Written request
Return all of the data exactly as written, without the pictures.

Dataset
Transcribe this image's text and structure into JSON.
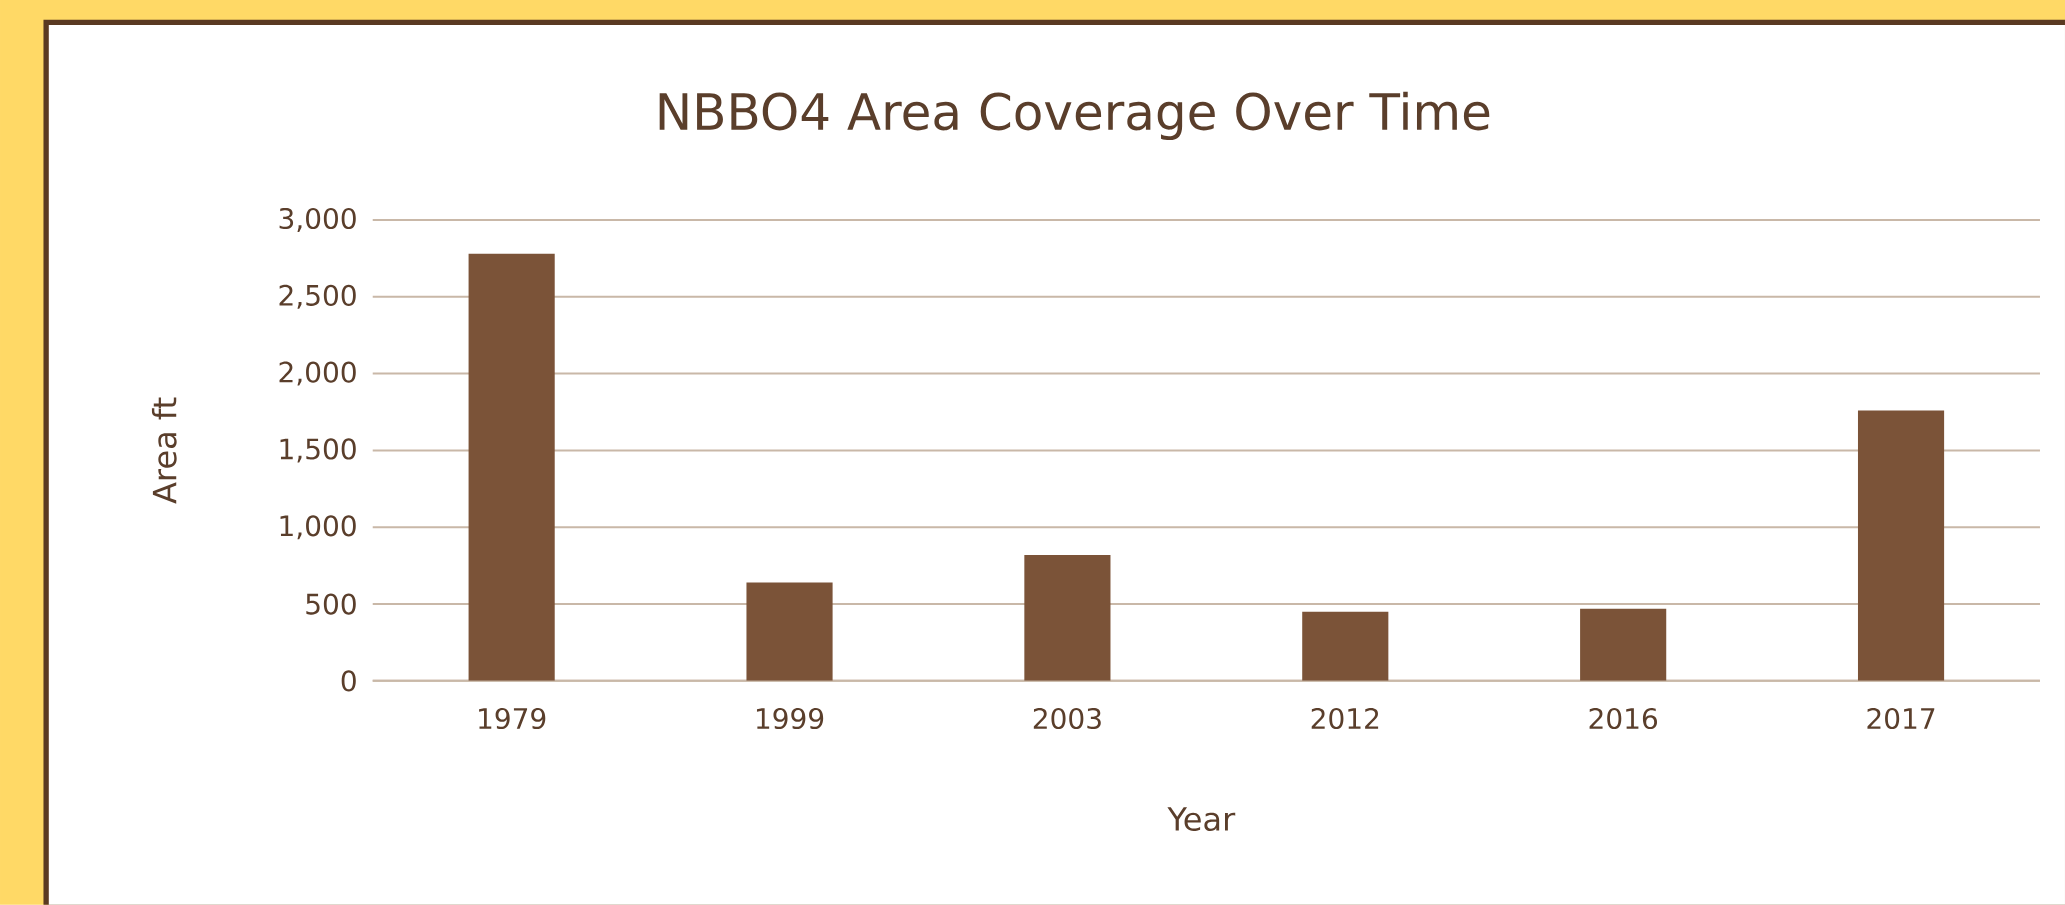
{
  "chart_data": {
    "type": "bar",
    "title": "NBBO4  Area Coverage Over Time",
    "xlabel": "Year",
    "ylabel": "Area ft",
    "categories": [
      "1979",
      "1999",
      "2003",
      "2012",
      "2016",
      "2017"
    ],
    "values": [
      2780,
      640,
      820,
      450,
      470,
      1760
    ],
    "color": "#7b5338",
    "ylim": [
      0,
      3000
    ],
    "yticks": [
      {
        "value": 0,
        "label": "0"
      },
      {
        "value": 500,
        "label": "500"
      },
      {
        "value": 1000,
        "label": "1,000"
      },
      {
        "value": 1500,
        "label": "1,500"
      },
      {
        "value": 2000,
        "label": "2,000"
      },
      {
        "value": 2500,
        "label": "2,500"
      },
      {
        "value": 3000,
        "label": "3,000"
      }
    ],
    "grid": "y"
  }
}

Task result
Transcribe this image's text and structure into JSON.
{
  "chart_data": {
    "type": "bar",
    "title": "NBBO4  Area Coverage Over Time",
    "xlabel": "Year",
    "ylabel": "Area ft",
    "categories": [
      "1979",
      "1999",
      "2003",
      "2012",
      "2016",
      "2017"
    ],
    "values": [
      2780,
      640,
      820,
      450,
      470,
      1760
    ],
    "color": "#7b5338",
    "ylim": [
      0,
      3000
    ],
    "yticks": [
      {
        "value": 0,
        "label": "0"
      },
      {
        "value": 500,
        "label": "500"
      },
      {
        "value": 1000,
        "label": "1,000"
      },
      {
        "value": 1500,
        "label": "1,500"
      },
      {
        "value": 2000,
        "label": "2,000"
      },
      {
        "value": 2500,
        "label": "2,500"
      },
      {
        "value": 3000,
        "label": "3,000"
      }
    ],
    "grid": "y"
  }
}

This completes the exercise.